§ **Exercise brief**
Go through the records and show each line where the word "study" occurs.

§ **Record excerpts**

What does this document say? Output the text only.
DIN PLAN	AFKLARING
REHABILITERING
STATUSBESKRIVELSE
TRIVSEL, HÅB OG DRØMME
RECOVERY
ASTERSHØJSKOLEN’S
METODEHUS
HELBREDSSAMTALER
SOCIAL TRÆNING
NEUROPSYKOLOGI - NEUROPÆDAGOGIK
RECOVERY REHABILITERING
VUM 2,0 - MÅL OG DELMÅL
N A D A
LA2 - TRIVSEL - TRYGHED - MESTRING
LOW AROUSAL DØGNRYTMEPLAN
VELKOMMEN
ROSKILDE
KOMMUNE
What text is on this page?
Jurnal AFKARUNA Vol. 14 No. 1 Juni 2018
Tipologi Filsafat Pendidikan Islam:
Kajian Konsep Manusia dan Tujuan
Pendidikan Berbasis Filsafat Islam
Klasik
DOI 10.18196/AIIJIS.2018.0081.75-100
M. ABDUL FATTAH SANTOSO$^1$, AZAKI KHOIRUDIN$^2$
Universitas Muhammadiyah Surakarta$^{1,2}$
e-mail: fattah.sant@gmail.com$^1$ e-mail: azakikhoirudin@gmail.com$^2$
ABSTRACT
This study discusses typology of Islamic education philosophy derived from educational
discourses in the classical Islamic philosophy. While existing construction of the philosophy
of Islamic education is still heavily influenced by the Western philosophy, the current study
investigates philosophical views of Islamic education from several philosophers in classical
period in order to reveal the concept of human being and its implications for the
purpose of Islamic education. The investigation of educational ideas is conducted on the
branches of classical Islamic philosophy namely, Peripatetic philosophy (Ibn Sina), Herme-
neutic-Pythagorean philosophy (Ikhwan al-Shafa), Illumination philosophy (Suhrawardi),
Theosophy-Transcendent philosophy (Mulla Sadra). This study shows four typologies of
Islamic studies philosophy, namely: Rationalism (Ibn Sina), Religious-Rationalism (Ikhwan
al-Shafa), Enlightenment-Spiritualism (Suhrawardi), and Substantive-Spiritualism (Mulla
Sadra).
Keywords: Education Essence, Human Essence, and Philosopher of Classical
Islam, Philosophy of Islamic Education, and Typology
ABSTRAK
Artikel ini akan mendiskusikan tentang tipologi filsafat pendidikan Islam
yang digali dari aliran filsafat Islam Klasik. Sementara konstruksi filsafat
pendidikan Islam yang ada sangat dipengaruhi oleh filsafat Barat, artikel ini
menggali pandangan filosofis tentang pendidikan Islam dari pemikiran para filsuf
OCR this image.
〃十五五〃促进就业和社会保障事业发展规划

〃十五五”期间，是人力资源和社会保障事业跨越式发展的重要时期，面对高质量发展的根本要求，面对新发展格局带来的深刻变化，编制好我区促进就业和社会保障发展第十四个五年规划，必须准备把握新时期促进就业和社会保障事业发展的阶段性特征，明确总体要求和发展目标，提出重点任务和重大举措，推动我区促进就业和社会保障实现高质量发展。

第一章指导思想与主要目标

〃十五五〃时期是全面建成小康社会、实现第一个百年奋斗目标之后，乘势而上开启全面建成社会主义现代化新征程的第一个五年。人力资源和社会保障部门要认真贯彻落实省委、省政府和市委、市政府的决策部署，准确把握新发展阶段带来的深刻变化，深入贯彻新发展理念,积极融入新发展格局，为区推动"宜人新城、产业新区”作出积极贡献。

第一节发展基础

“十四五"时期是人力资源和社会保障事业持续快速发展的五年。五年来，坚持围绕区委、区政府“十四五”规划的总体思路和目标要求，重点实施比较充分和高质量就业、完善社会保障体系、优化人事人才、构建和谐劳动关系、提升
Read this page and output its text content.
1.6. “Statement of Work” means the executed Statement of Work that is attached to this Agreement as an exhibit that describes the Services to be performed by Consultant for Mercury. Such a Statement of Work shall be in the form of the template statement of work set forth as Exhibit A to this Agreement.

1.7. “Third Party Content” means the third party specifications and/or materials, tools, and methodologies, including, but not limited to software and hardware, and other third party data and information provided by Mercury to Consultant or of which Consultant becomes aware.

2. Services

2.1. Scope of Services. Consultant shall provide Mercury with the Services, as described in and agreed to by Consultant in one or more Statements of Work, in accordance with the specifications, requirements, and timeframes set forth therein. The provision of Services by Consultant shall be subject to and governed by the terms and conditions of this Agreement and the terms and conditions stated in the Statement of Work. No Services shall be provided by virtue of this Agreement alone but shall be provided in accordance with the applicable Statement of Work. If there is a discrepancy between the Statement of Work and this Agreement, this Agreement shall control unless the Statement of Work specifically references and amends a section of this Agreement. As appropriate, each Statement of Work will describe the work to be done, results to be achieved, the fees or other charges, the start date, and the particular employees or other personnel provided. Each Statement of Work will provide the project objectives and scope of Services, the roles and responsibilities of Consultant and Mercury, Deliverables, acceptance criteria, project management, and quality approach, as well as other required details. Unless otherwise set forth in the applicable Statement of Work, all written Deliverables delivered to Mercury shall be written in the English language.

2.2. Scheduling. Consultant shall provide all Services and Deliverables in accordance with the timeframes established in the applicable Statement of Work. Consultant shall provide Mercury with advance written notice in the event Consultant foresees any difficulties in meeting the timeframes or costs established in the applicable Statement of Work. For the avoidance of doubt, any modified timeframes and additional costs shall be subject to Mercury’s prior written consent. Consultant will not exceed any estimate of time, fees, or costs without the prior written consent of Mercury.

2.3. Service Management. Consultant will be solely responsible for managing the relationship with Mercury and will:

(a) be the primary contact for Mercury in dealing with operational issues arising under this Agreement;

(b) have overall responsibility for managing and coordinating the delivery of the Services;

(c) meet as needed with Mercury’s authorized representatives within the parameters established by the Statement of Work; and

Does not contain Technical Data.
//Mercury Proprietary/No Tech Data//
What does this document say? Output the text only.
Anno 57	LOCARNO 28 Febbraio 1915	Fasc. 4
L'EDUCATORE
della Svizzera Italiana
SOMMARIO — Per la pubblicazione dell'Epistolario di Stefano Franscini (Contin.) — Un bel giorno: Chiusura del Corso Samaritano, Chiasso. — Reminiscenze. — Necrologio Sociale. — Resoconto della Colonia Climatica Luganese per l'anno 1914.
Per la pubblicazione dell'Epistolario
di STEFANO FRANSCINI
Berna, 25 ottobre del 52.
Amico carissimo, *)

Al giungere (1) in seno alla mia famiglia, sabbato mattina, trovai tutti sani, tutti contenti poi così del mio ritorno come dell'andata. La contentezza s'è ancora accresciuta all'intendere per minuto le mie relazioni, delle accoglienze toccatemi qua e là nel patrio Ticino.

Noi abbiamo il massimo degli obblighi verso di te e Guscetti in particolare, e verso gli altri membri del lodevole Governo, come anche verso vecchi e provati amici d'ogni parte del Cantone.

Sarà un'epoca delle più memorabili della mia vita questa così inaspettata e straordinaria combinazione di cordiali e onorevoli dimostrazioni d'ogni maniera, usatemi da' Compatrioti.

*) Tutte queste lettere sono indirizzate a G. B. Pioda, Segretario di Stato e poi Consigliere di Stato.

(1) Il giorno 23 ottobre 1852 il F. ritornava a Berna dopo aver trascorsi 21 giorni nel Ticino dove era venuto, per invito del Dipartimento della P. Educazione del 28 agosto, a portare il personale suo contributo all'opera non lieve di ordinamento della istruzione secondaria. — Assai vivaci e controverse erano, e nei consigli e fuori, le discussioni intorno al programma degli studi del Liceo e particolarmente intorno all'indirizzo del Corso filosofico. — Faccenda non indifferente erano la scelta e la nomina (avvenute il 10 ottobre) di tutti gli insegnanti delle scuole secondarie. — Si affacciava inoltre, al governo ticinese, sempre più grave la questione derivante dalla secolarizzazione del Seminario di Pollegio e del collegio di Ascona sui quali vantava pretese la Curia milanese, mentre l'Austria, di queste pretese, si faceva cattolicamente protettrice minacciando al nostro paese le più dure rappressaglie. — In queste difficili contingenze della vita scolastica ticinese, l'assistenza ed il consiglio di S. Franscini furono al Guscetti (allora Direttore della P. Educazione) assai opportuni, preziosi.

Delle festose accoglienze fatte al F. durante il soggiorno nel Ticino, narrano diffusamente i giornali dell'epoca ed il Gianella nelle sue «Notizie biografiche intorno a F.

§ **Response to the task**
This study discusses typology of Islamic education philosophy derived from educational
of Islamic education is still heavily influenced by the Western philosophy, the current study
Theosophy-Transcendent philosophy (Mulla Sadra). This study shows four typologies of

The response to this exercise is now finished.